--- START ---
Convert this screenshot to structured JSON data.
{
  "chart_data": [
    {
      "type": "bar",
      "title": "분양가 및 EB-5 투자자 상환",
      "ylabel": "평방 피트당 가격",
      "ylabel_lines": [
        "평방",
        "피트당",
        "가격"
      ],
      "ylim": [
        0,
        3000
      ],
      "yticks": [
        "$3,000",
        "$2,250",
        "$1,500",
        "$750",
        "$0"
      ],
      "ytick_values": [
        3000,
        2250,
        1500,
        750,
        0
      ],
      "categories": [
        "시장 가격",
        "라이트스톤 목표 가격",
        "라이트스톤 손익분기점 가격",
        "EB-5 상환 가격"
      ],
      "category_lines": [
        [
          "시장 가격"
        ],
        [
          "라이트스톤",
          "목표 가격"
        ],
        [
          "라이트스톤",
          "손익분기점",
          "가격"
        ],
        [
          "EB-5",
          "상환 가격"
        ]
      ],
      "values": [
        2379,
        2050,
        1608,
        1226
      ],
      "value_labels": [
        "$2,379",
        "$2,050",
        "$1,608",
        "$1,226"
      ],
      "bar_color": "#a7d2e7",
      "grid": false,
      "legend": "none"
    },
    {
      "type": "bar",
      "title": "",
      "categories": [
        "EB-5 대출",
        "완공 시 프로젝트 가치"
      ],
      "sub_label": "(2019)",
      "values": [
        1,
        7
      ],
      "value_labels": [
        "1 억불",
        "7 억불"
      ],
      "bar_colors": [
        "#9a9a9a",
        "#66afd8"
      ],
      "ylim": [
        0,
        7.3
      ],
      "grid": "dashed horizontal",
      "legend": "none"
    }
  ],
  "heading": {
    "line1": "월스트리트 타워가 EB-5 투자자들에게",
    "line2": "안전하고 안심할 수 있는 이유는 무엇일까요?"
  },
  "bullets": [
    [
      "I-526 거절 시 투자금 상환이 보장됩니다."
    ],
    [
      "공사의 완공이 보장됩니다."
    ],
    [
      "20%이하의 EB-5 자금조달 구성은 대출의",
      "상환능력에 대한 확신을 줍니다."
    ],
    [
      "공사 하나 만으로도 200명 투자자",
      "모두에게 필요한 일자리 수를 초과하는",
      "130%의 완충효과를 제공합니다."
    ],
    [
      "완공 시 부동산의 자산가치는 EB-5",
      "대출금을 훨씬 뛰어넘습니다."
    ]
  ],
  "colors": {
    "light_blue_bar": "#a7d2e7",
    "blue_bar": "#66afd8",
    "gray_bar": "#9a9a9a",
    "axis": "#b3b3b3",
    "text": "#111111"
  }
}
--- END ---
Task to carry out -> Output the listing above without altering a single character.

Result below ->
Convert this screenshot to structured JSON data.
{
  "chart_data": [
    {
      "type": "bar",
      "title": "분양가 및 EB-5 투자자 상환",
      "ylabel": "평방 피트당 가격",
      "ylabel_lines": [
        "평방",
        "피트당",
        "가격"
      ],
      "ylim": [
        0,
        3000
      ],
      "yticks": [
        "$3,000",
        "$2,250",
        "$1,500",
        "$750",
        "$0"
      ],
      "ytick_values": [
        3000,
        2250,
        1500,
        750,
        0
      ],
      "categories": [
        "시장 가격",
        "라이트스톤 목표 가격",
        "라이트스톤 손익분기점 가격",
        "EB-5 상환 가격"
      ],
      "category_lines": [
        [
          "시장 가격"
        ],
        [
          "라이트스톤",
          "목표 가격"
        ],
        [
          "라이트스톤",
          "손익분기점",
          "가격"
        ],
        [
          "EB-5",
          "상환 가격"
        ]
      ],
      "values": [
        2379,
        2050,
        1608,
        1226
      ],
      "value_labels": [
        "$2,379",
        "$2,050",
        "$1,608",
        "$1,226"
      ],
      "bar_color": "#a7d2e7",
      "grid": false,
      "legend": "none"
    },
    {
      "type": "bar",
      "title": "",
      "categories": [
        "EB-5 대출",
        "완공 시 프로젝트 가치"
      ],
      "sub_label": "(2019)",
      "values": [
        1,
        7
      ],
      "value_labels": [
        "1 억불",
        "7 억불"
      ],
      "bar_colors": [
        "#9a9a9a",
        "#66afd8"
      ],
      "ylim": [
        0,
        7.3
      ],
      "grid": "dashed horizontal",
      "legend": "none"
    }
  ],
  "heading": {
    "line1": "월스트리트 타워가 EB-5 투자자들에게",
    "line2": "안전하고 안심할 수 있는 이유는 무엇일까요?"
  },
  "bullets": [
    [
      "I-526 거절 시 투자금 상환이 보장됩니다."
    ],
    [
      "공사의 완공이 보장됩니다."
    ],
    [
      "20%이하의 EB-5 자금조달 구성은 대출의",
      "상환능력에 대한 확신을 줍니다."
    ],
    [
      "공사 하나 만으로도 200명 투자자",
      "모두에게 필요한 일자리 수를 초과하는",
      "130%의 완충효과를 제공합니다."
    ],
    [
      "완공 시 부동산의 자산가치는 EB-5",
      "대출금을 훨씬 뛰어넘습니다."
    ]
  ],
  "colors": {
    "light_blue_bar": "#a7d2e7",
    "blue_bar": "#66afd8",
    "gray_bar": "#9a9a9a",
    "axis": "#b3b3b3",
    "text": "#111111"
  }
}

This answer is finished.